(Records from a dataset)

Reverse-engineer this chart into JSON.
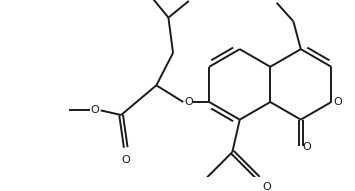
{
  "bg_color": "#ffffff",
  "line_color": "#1a1a1a",
  "line_width": 1.4,
  "figsize": [
    3.55,
    1.91
  ],
  "dpi": 100,
  "xlim": [
    0,
    355
  ],
  "ylim": [
    0,
    191
  ]
}
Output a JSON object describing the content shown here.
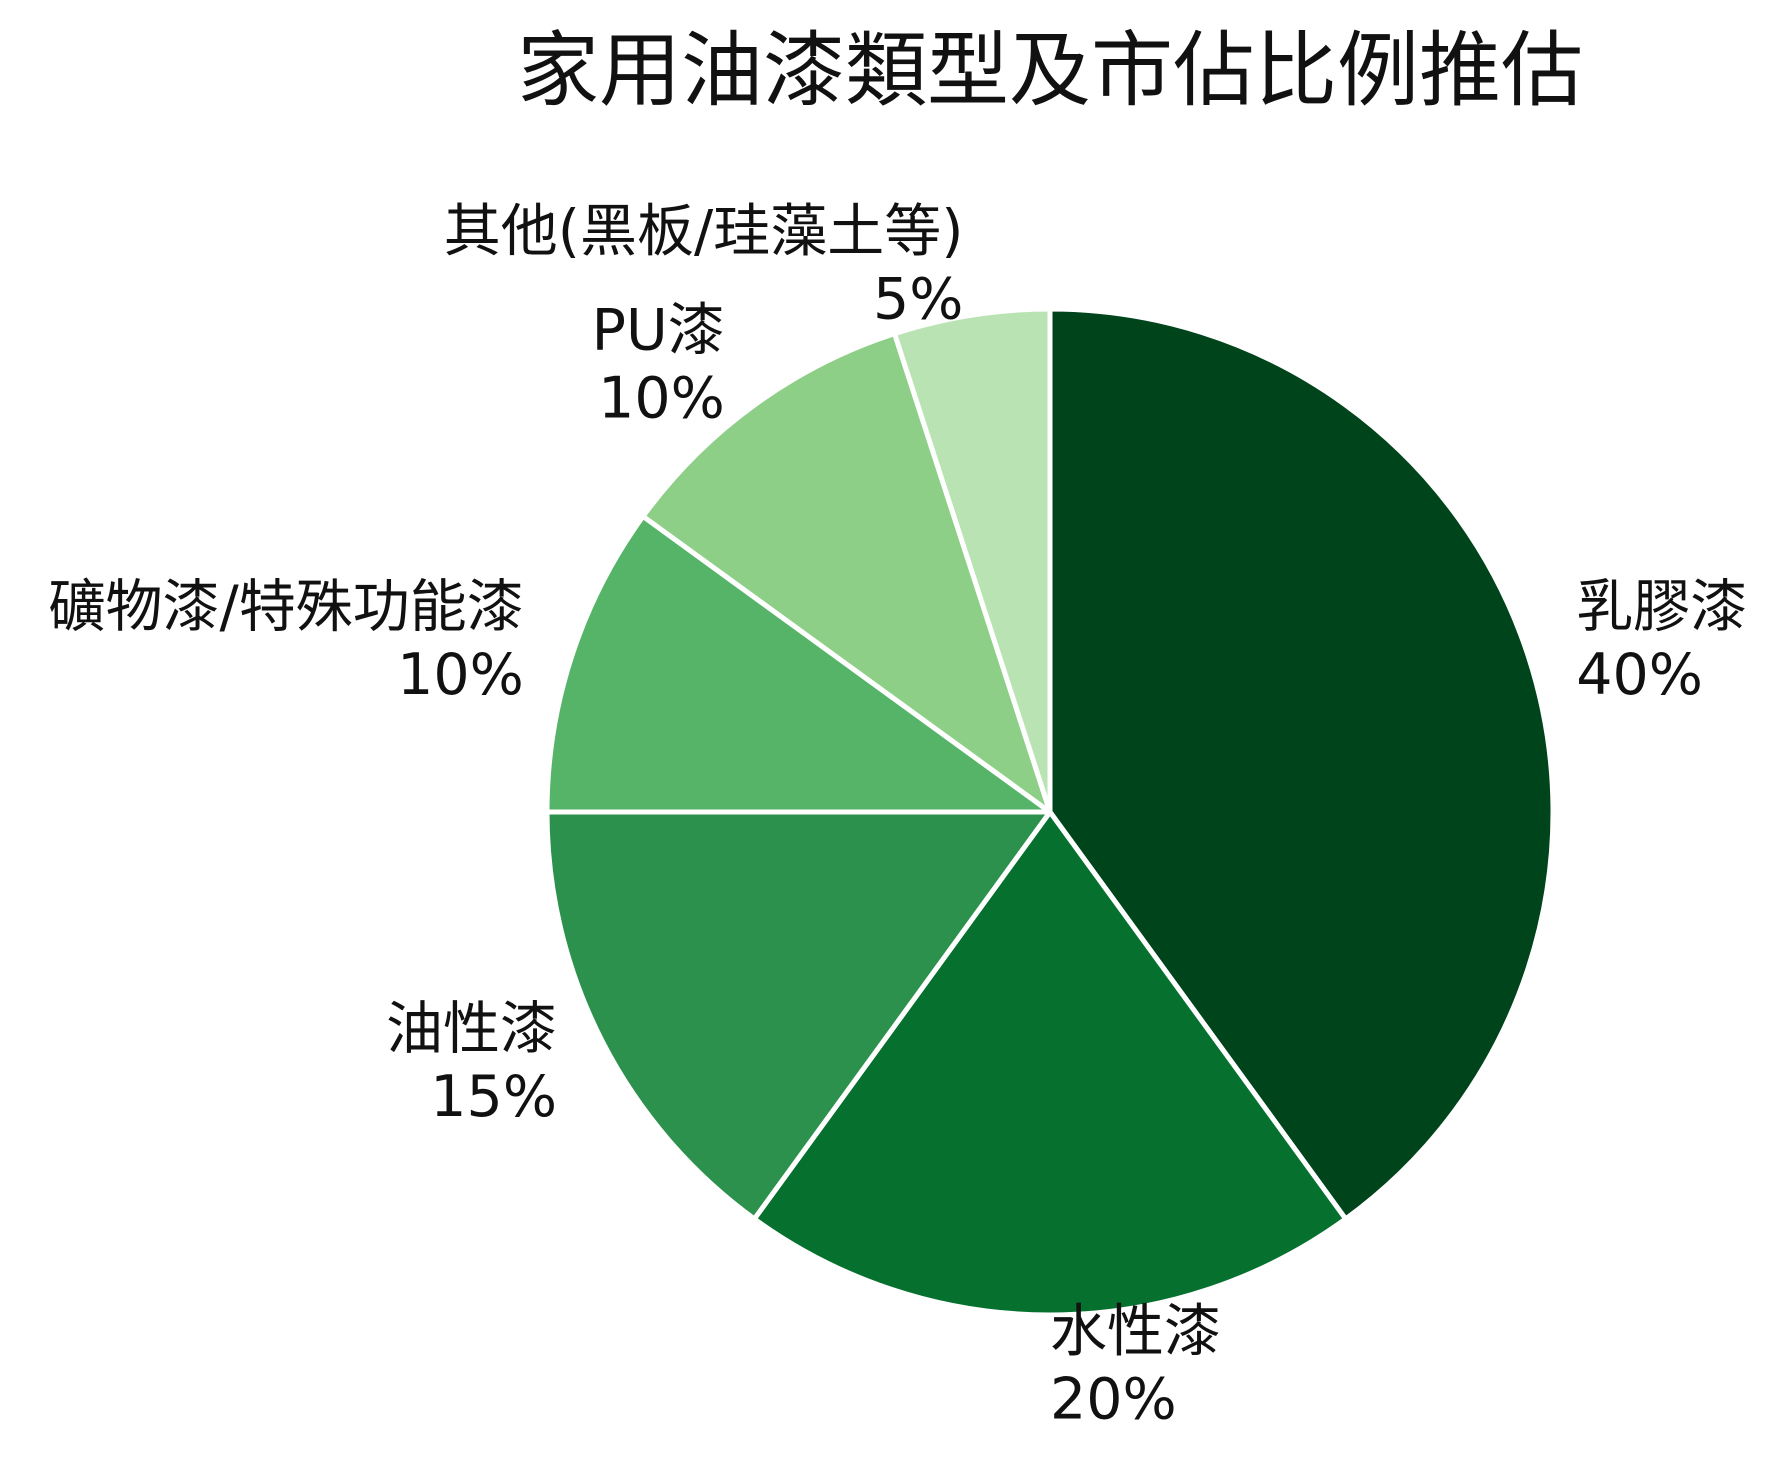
{
  "chart_data": {
    "type": "pie",
    "title": "家用油漆類型及市佔比例推估",
    "categories": [
      "乳膠漆",
      "水性漆",
      "油性漆",
      "礦物漆/特殊功能漆",
      "PU漆",
      "其他(黑板/珪藻土等)"
    ],
    "values": [
      40,
      20,
      15,
      10,
      10,
      5
    ],
    "data_labels": [
      "40%",
      "20%",
      "15%",
      "10%",
      "10%",
      "5%"
    ],
    "colors": [
      "#00441b",
      "#06702f",
      "#2c914c",
      "#56b468",
      "#8ecf88",
      "#bae3b3"
    ],
    "edge_color": "#ffffff",
    "direction": "clockwise"
  }
}
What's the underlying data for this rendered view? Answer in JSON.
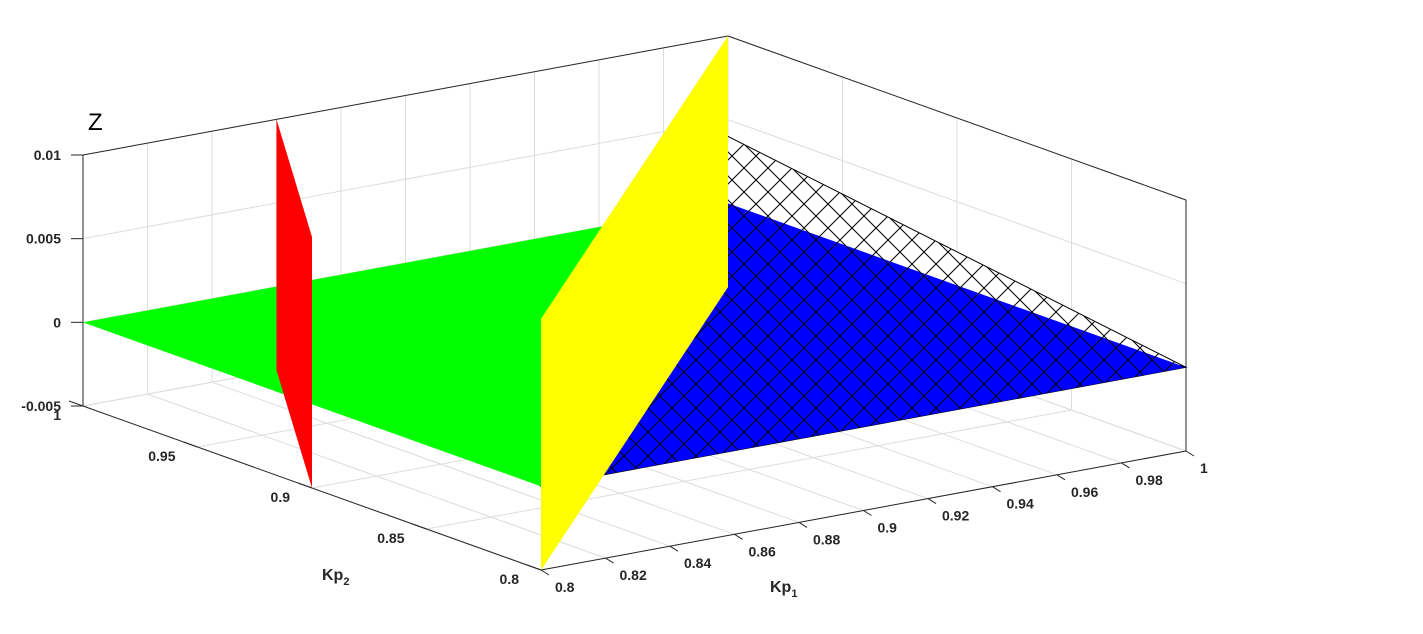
{
  "colors": {
    "background": "#ffffff",
    "axis": "#262626",
    "grid": "#dcdcdc",
    "green_plane": "#00ff00",
    "blue_plane": "#0000ff",
    "yellow_plane": "#ffff00",
    "red_plane": "#ff0000",
    "hatch": "#000000"
  },
  "chart_data": {
    "type": "surface",
    "title": "",
    "xlabel": "Kp",
    "xlabel_subscript": "1",
    "ylabel": "Kp",
    "ylabel_subscript": "2",
    "zlabel": "Z",
    "xlim": [
      0.8,
      1.0
    ],
    "ylim": [
      0.8,
      1.0
    ],
    "zlim": [
      -0.005,
      0.01
    ],
    "grid": true,
    "xticks": [
      "0.8",
      "0.82",
      "0.84",
      "0.86",
      "0.88",
      "0.9",
      "0.92",
      "0.94",
      "0.96",
      "0.98",
      "1"
    ],
    "yticks": [
      "0.8",
      "0.85",
      "0.9",
      "0.95",
      "1"
    ],
    "zticks": [
      "-0.005",
      "0",
      "0.005",
      "0.01"
    ],
    "surfaces": [
      {
        "color": "green",
        "description": "plane z = 0 over the region above the diagonal",
        "points": [
          [
            0.8,
            1.0,
            0
          ],
          [
            0.8,
            0.8,
            0
          ],
          [
            1.0,
            1.0,
            0
          ]
        ]
      },
      {
        "color": "blue",
        "description": "tilted plane below the diagonal",
        "points": [
          [
            0.8,
            0.8,
            0
          ],
          [
            1.0,
            0.8,
            0
          ],
          [
            1.0,
            1.0,
            0
          ]
        ]
      },
      {
        "color": "yellow",
        "description": "vertical plane at Kp1 = 0.8 + (Kp2 - 0.8) line",
        "points": [
          [
            0.8,
            0.8,
            -0.005
          ],
          [
            0.8,
            0.8,
            0.01
          ],
          [
            1.0,
            1.0,
            0.01
          ],
          [
            1.0,
            1.0,
            -0.005
          ]
        ]
      },
      {
        "color": "red",
        "description": "vertical plane through Kp2 = 0.9 region",
        "points": [
          [
            0.8,
            0.9,
            -0.005
          ],
          [
            0.8,
            0.9,
            0.01
          ],
          [
            0.86,
            1.0,
            0.01
          ],
          [
            0.86,
            1.0,
            -0.005
          ]
        ]
      },
      {
        "color": "hatched",
        "description": "cross-hatched region z < 0",
        "points": [
          [
            0.8,
            0.8,
            0
          ],
          [
            1.0,
            0.8,
            0
          ],
          [
            1.0,
            1.0,
            0.004
          ]
        ]
      }
    ]
  }
}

## SHORT PROBLEM
Reproduce every line from the entries that holds the word "this".

## TASK ANSWER
Reverse-engineer this chart into JSON.
What's the underlying data for this rendered view? Answer in JSON.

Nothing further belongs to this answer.